THE DATA:
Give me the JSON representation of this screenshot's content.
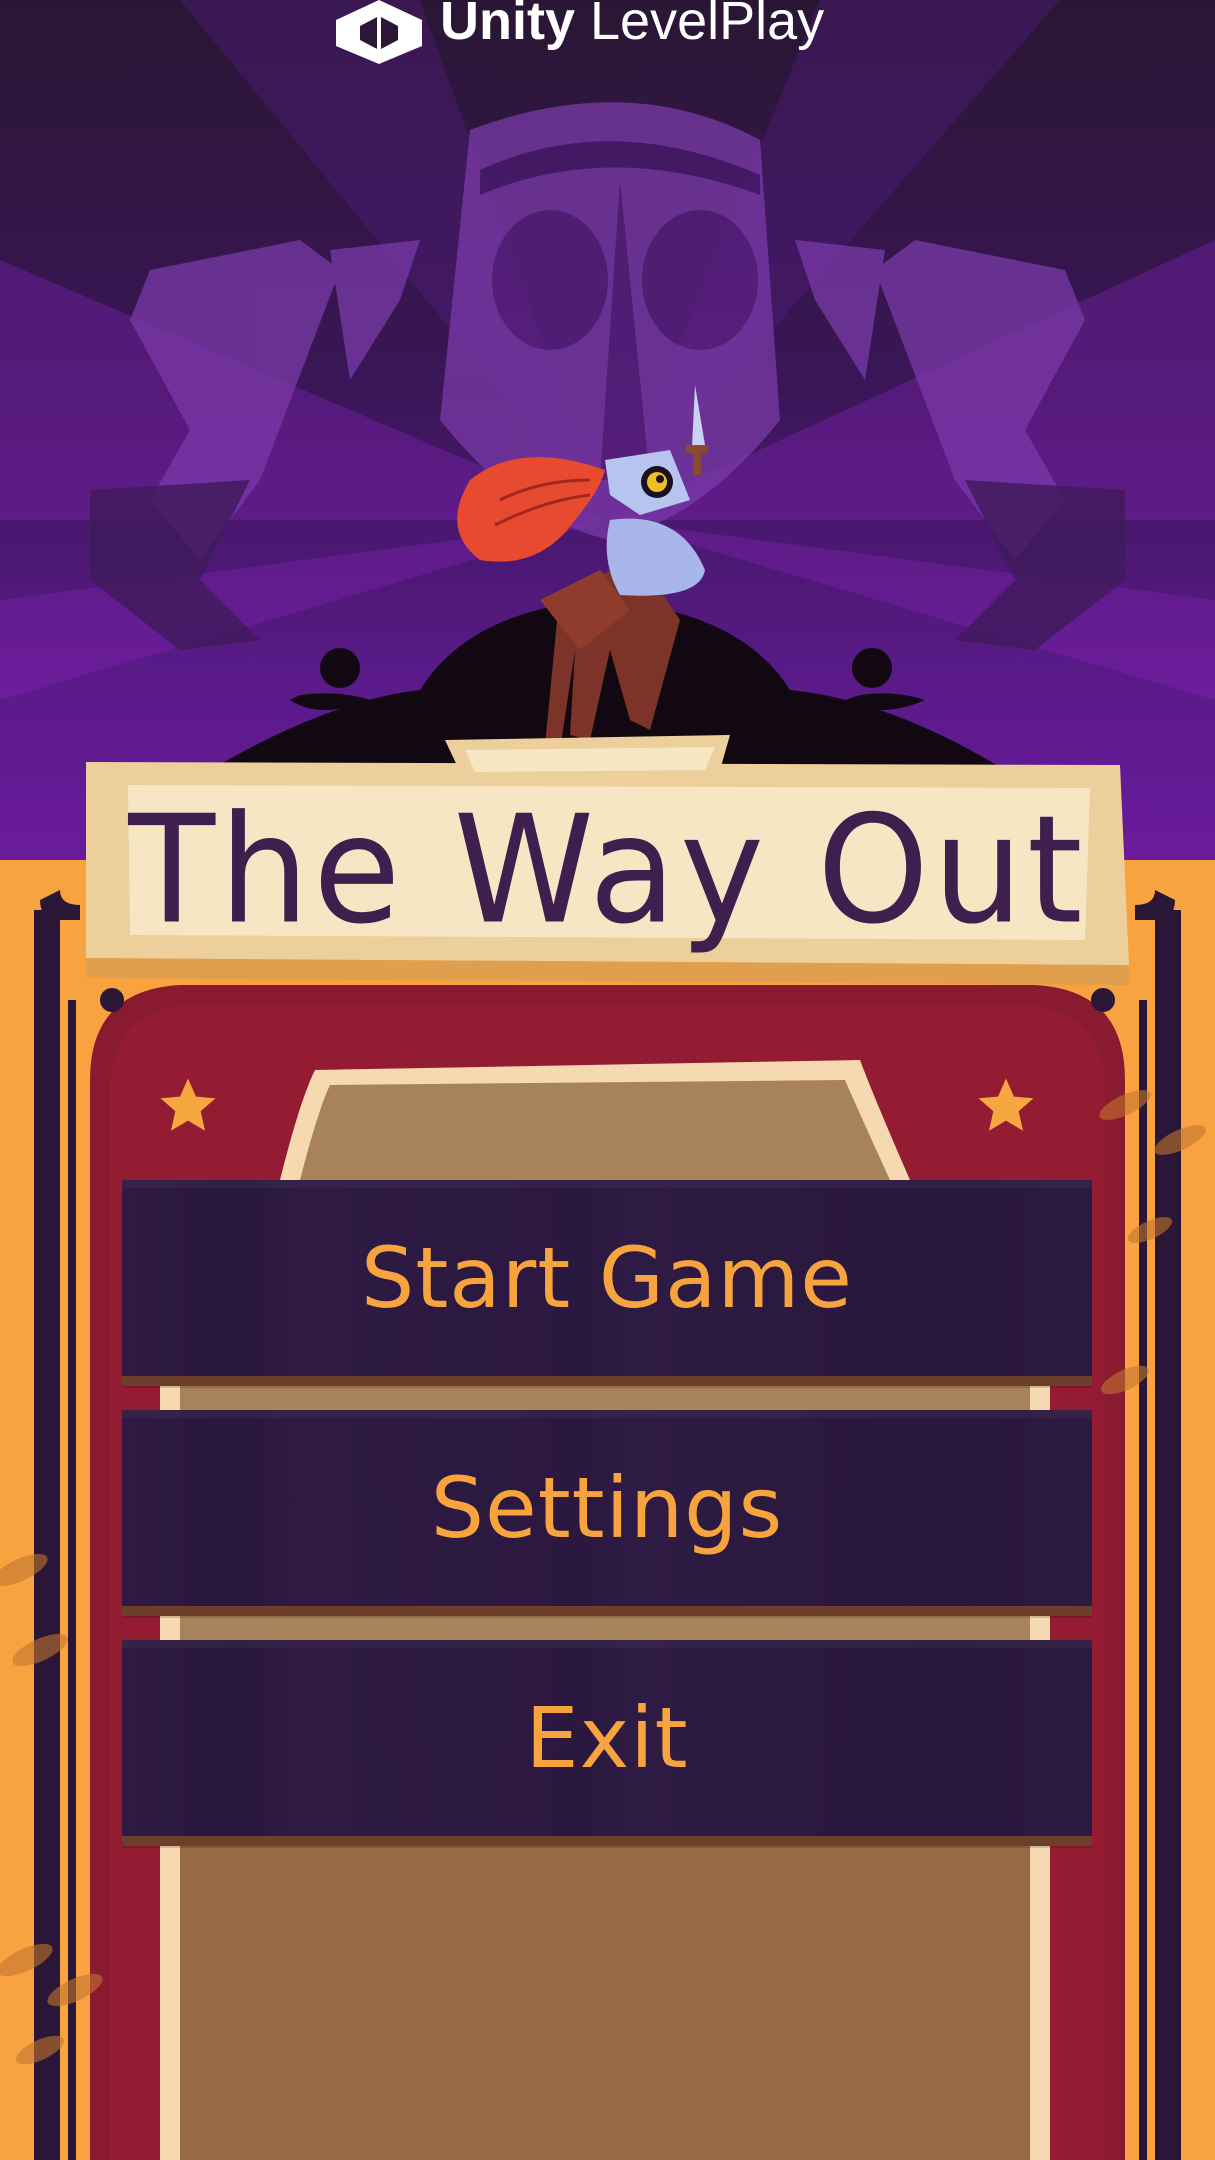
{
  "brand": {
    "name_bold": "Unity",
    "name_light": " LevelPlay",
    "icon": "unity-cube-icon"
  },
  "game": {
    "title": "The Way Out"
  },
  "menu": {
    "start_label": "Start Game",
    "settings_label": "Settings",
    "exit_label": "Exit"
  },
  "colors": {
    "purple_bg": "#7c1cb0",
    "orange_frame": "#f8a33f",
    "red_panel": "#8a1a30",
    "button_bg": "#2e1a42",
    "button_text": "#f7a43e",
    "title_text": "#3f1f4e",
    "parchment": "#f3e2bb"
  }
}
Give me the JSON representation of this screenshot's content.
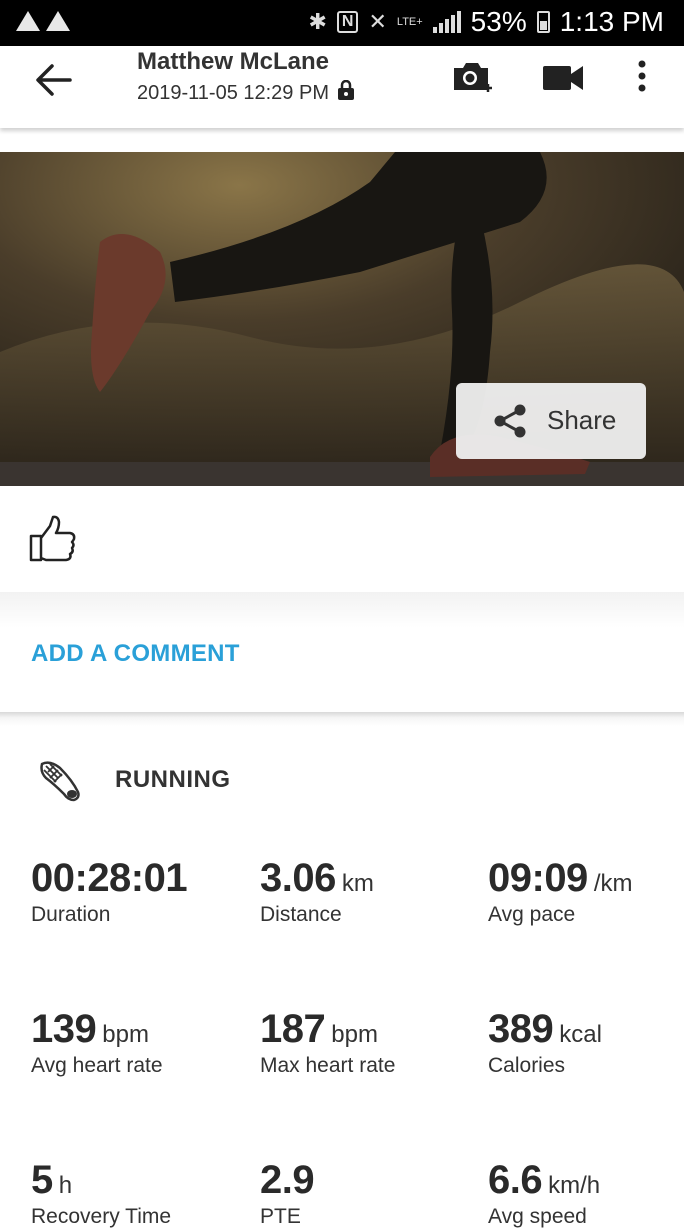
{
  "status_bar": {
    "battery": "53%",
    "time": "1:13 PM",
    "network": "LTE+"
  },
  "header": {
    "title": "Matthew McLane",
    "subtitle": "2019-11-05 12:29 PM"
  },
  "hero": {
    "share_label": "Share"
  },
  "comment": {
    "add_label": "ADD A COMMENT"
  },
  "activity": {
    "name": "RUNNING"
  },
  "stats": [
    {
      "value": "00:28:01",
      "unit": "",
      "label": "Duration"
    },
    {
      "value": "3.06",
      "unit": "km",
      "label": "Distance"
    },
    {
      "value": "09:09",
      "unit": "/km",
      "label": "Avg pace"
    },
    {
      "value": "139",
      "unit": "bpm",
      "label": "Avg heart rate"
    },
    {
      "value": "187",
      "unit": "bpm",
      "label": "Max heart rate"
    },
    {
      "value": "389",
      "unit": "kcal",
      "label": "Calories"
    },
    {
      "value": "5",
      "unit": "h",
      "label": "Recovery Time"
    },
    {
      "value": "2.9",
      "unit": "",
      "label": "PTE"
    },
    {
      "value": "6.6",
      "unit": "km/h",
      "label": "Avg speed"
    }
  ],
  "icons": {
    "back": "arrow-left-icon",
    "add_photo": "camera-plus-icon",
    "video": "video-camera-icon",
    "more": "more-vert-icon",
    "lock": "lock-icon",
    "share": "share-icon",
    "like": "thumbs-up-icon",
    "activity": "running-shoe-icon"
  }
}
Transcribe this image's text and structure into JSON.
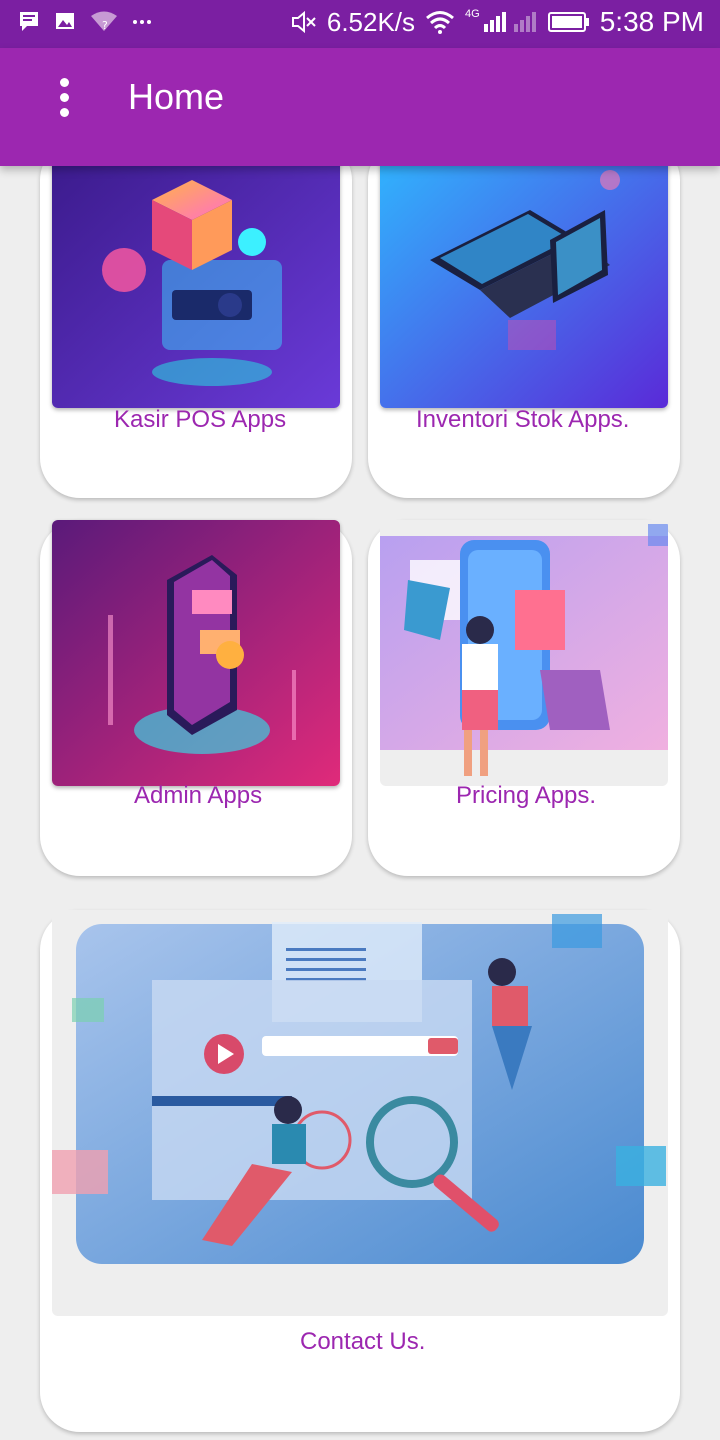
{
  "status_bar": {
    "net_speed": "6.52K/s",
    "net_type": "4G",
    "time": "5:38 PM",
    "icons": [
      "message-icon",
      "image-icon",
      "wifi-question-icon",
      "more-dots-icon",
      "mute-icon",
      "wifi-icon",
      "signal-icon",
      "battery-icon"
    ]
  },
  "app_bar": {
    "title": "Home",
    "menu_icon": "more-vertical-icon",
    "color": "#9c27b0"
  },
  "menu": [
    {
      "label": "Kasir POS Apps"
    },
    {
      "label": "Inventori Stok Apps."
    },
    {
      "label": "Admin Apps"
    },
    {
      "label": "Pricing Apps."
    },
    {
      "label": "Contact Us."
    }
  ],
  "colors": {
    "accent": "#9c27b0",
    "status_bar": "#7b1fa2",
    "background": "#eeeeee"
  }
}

EXERCISE DESCRIPTION: Write out the entries again, exactly as given, skipping any images.

FINISHED ANSWER:
Give me the JSON representation of this screenshot's content.
{
  "brand": {
    "name_bold": "Unity",
    "name_light": " LevelPlay",
    "icon": "unity-cube-icon"
  },
  "game": {
    "title": "The Way Out"
  },
  "menu": {
    "start_label": "Start Game",
    "settings_label": "Settings",
    "exit_label": "Exit"
  },
  "colors": {
    "purple_bg": "#7c1cb0",
    "orange_frame": "#f8a33f",
    "red_panel": "#8a1a30",
    "button_bg": "#2e1a42",
    "button_text": "#f7a43e",
    "title_text": "#3f1f4e",
    "parchment": "#f3e2bb"
  }
}
Give me the JSON representation of this screenshot's content.
{
  "status_bar": {
    "battery": "53%",
    "time": "1:13 PM",
    "network": "LTE+"
  },
  "header": {
    "title": "Matthew McLane",
    "subtitle": "2019-11-05 12:29 PM"
  },
  "hero": {
    "share_label": "Share"
  },
  "comment": {
    "add_label": "ADD A COMMENT"
  },
  "activity": {
    "name": "RUNNING"
  },
  "stats": [
    {
      "value": "00:28:01",
      "unit": "",
      "label": "Duration"
    },
    {
      "value": "3.06",
      "unit": "km",
      "label": "Distance"
    },
    {
      "value": "09:09",
      "unit": "/km",
      "label": "Avg pace"
    },
    {
      "value": "139",
      "unit": "bpm",
      "label": "Avg heart rate"
    },
    {
      "value": "187",
      "unit": "bpm",
      "label": "Max heart rate"
    },
    {
      "value": "389",
      "unit": "kcal",
      "label": "Calories"
    },
    {
      "value": "5",
      "unit": "h",
      "label": "Recovery Time"
    },
    {
      "value": "2.9",
      "unit": "",
      "label": "PTE"
    },
    {
      "value": "6.6",
      "unit": "km/h",
      "label": "Avg speed"
    }
  ],
  "icons": {
    "back": "arrow-left-icon",
    "add_photo": "camera-plus-icon",
    "video": "video-camera-icon",
    "more": "more-vert-icon",
    "lock": "lock-icon",
    "share": "share-icon",
    "like": "thumbs-up-icon",
    "activity": "running-shoe-icon"
  }
}
Transcribe this image's text and structure into JSON.
{
  "status_bar": {
    "net_speed": "6.52K/s",
    "net_type": "4G",
    "time": "5:38 PM",
    "icons": [
      "message-icon",
      "image-icon",
      "wifi-question-icon",
      "more-dots-icon",
      "mute-icon",
      "wifi-icon",
      "signal-icon",
      "battery-icon"
    ]
  },
  "app_bar": {
    "title": "Home",
    "menu_icon": "more-vertical-icon",
    "color": "#9c27b0"
  },
  "menu": [
    {
      "label": "Kasir POS Apps"
    },
    {
      "label": "Inventori Stok Apps."
    },
    {
      "label": "Admin Apps"
    },
    {
      "label": "Pricing Apps."
    },
    {
      "label": "Contact Us."
    }
  ],
  "colors": {
    "accent": "#9c27b0",
    "status_bar": "#7b1fa2",
    "background": "#eeeeee"
  }
}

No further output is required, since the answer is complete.